*** Data for processing

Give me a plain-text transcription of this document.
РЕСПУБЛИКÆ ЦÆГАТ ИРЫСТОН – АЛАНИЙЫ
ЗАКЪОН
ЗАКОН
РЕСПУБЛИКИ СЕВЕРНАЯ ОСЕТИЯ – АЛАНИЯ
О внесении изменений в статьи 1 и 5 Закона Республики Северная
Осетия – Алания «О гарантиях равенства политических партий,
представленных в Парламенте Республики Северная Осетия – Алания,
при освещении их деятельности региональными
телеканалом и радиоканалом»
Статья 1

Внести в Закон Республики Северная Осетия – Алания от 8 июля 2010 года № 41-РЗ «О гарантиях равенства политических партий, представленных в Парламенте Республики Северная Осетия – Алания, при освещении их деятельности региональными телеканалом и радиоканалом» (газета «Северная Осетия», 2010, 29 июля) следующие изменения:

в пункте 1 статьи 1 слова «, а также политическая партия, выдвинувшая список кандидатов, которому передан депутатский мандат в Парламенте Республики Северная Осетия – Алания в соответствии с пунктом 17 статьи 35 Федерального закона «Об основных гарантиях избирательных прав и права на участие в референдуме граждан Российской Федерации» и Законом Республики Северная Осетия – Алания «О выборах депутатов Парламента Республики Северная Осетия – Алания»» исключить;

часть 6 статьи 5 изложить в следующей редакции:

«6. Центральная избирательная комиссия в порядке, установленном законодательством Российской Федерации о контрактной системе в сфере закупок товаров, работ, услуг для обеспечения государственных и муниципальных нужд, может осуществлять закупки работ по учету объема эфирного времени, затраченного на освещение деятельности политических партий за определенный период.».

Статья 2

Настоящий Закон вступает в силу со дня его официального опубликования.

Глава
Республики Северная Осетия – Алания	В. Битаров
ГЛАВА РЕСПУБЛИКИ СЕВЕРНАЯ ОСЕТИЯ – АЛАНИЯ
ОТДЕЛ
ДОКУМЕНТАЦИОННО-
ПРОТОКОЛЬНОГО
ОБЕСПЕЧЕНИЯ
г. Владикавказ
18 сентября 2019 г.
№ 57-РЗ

******

Problem details - All records above must be set down exactly, please.

Task response -
Give me a plain-text transcription of this document.
РЕСПУБЛИКÆ ЦÆГАТ ИРЫСТОН – АЛАНИЙЫ
ЗАКЪОН
ЗАКОН
РЕСПУБЛИКИ СЕВЕРНАЯ ОСЕТИЯ – АЛАНИЯ
О внесении изменений в статьи 1 и 5 Закона Республики Северная
Осетия – Алания «О гарантиях равенства политических партий,
представленных в Парламенте Республики Северная Осетия – Алания,
при освещении их деятельности региональными
телеканалом и радиоканалом»
Статья 1

Внести в Закон Республики Северная Осетия – Алания от 8 июля 2010 года № 41-РЗ «О гарантиях равенства политических партий, представленных в Парламенте Республики Северная Осетия – Алания, при освещении их деятельности региональными телеканалом и радиоканалом» (газета «Северная Осетия», 2010, 29 июля) следующие изменения:

в пункте 1 статьи 1 слова «, а также политическая партия, выдвинувшая список кандидатов, которому передан депутатский мандат в Парламенте Республики Северная Осетия – Алания в соответствии с пунктом 17 статьи 35 Федерального закона «Об основных гарантиях избирательных прав и права на участие в референдуме граждан Российской Федерации» и Законом Республики Северная Осетия – Алания «О выборах депутатов Парламента Республики Северная Осетия – Алания»» исключить;

часть 6 статьи 5 изложить в следующей редакции:

«6. Центральная избирательная комиссия в порядке, установленном законодательством Российской Федерации о контрактной системе в сфере закупок товаров, работ, услуг для обеспечения государственных и муниципальных нужд, может осуществлять закупки работ по учету объема эфирного времени, затраченного на освещение деятельности политических партий за определенный период.».

Статья 2

Настоящий Закон вступает в силу со дня его официального опубликования.

Глава
Республики Северная Осетия – Алания	В. Битаров
ГЛАВА РЕСПУБЛИКИ СЕВЕРНАЯ ОСЕТИЯ – АЛАНИЯ
ОТДЕЛ
ДОКУМЕНТАЦИОННО-
ПРОТОКОЛЬНОГО
ОБЕСПЕЧЕНИЯ
г. Владикавказ
18 сентября 2019 г.
№ 57-РЗ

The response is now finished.